GIVEN REQUEST. Reproduce every line in the listing that contains the word "mant".

====================

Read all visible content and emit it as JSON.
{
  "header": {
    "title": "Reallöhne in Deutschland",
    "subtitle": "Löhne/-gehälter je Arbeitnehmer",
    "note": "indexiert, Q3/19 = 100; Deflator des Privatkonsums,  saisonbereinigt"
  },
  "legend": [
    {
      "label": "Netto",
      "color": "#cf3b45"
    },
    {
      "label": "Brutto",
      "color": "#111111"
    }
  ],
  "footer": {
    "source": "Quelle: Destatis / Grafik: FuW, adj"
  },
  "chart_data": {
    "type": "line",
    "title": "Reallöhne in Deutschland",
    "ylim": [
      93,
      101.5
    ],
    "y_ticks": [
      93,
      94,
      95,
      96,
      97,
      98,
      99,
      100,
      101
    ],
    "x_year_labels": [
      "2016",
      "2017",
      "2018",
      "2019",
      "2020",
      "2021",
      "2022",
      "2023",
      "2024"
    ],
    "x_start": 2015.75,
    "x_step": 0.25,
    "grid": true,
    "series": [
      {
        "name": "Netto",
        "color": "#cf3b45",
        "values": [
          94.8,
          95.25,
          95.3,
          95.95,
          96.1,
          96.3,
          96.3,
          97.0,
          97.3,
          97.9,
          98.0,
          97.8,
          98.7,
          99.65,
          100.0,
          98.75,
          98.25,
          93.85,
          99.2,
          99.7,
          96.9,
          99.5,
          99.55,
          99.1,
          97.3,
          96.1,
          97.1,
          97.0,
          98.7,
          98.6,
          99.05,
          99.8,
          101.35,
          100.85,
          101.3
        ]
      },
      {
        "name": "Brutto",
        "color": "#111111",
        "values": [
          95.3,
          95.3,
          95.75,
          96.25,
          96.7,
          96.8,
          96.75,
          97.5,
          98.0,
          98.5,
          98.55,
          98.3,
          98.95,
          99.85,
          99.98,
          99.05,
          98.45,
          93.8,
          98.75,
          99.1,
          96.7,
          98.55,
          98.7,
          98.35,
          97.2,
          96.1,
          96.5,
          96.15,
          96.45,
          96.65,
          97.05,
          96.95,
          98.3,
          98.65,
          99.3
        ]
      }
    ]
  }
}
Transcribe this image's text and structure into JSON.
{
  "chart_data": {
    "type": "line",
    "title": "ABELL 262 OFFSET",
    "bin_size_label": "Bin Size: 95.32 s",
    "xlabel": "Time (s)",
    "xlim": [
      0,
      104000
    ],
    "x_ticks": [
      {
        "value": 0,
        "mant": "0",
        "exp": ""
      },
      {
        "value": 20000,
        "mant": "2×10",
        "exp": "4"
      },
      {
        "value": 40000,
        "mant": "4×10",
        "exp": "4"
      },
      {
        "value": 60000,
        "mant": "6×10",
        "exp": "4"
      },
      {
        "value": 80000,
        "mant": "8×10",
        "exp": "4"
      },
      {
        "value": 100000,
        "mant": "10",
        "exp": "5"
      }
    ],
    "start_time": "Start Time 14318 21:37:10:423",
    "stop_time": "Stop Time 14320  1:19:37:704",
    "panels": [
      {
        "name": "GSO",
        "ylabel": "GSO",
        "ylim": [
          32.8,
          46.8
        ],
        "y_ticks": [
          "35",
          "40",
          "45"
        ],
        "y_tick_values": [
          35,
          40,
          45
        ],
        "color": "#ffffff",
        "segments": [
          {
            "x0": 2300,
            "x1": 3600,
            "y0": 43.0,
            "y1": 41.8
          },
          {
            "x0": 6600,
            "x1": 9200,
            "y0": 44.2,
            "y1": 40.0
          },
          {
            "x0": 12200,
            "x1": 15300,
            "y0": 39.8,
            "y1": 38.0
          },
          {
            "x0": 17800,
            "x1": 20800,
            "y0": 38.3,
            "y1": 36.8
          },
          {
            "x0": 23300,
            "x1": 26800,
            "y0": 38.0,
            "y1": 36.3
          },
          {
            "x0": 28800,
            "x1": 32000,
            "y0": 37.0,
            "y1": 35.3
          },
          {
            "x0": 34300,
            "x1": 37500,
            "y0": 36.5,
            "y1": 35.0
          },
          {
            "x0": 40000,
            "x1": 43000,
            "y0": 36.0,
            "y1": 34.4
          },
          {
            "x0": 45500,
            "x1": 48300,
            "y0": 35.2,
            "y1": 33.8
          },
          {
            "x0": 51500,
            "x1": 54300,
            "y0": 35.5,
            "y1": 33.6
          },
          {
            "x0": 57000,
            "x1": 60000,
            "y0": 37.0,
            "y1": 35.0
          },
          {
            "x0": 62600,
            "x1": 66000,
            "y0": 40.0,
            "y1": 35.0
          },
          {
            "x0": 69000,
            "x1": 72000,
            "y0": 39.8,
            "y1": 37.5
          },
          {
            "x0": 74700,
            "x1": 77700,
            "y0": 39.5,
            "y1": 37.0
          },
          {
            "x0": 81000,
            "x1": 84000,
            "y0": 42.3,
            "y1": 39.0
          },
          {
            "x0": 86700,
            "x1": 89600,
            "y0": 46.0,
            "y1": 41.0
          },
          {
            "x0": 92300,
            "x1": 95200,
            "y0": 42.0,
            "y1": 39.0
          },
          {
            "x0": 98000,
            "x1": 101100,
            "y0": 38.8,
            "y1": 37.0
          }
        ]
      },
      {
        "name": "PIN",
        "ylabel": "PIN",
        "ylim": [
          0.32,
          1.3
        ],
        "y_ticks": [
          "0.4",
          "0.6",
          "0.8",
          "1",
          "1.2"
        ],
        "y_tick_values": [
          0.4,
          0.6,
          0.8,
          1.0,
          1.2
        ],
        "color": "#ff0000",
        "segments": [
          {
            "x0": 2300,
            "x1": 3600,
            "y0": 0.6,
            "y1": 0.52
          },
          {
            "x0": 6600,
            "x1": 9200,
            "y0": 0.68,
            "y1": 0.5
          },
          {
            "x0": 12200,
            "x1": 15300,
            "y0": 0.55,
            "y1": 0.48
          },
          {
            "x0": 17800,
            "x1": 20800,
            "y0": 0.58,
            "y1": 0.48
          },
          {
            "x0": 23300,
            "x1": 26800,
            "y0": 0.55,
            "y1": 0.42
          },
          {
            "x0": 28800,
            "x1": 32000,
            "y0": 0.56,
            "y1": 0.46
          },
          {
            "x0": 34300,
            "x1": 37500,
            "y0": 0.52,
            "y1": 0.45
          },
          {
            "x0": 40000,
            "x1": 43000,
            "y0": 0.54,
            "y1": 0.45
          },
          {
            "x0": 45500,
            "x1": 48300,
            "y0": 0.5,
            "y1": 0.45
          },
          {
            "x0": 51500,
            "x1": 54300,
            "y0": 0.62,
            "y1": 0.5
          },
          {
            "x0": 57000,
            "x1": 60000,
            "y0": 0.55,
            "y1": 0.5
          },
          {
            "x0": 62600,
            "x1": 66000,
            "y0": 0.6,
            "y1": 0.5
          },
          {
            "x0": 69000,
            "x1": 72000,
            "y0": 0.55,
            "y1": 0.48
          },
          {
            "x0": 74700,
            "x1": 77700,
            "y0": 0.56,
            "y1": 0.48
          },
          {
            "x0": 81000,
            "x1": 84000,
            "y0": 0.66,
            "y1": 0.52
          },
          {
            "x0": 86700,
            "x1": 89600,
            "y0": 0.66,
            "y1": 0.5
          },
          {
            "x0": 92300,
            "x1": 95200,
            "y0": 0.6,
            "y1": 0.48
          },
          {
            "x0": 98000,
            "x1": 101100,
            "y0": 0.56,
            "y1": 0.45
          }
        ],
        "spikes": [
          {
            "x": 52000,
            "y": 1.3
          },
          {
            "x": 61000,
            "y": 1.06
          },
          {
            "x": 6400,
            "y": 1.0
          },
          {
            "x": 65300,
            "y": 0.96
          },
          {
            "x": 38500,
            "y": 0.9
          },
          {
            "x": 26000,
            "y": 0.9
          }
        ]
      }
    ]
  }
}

====================

TASK RESULT.
        "mant": "0",
        "mant": "2×10",
        "mant": "4×10",
        "mant": "6×10",
        "mant": "8×10",
        "mant": "10",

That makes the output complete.